## EXERCISE PROMPT:
For each line below that includes the word "text", make a copy.

Saved entries
○ ○ ○ ○ ○ ○ ○

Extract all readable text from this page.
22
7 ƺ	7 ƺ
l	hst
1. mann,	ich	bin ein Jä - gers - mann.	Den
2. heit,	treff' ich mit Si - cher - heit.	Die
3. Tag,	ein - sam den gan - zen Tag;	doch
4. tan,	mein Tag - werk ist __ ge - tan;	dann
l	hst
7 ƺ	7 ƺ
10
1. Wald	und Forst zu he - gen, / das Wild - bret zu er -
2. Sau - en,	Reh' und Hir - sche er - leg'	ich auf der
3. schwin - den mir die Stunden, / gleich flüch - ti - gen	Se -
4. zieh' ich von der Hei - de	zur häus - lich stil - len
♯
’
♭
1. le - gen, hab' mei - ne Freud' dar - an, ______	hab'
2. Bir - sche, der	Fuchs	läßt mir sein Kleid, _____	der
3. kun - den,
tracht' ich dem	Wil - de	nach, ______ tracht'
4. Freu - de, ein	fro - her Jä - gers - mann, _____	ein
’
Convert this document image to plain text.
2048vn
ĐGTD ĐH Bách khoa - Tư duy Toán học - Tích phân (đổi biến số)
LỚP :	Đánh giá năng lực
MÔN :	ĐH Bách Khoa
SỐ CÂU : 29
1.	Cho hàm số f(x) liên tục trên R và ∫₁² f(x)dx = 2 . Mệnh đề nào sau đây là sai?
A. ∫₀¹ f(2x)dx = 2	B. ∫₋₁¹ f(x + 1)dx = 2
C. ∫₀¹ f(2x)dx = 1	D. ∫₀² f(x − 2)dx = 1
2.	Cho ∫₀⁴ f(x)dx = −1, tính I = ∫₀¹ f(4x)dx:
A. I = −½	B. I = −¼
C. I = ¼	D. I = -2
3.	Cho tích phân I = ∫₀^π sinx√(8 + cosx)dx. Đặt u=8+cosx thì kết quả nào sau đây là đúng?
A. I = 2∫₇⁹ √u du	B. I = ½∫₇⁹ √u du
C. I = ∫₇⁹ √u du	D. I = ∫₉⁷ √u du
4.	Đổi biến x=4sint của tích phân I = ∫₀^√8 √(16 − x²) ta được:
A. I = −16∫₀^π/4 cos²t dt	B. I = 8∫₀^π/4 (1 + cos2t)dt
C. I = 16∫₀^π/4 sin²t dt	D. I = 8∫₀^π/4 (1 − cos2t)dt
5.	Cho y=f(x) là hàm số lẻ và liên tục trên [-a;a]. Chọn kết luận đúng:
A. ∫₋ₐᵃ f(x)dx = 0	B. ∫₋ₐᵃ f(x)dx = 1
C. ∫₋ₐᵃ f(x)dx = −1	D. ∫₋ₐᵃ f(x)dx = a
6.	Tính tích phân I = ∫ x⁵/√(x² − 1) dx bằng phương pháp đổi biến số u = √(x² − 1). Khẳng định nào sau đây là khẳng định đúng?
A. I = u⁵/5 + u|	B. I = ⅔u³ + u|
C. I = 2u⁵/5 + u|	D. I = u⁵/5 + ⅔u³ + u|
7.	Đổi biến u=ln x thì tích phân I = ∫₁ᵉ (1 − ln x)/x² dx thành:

○ ○ ○ ○ ○ ○ ○

## FINISHED ANSWER:
Extract all readable text from this page.
Convert this document image to plain text.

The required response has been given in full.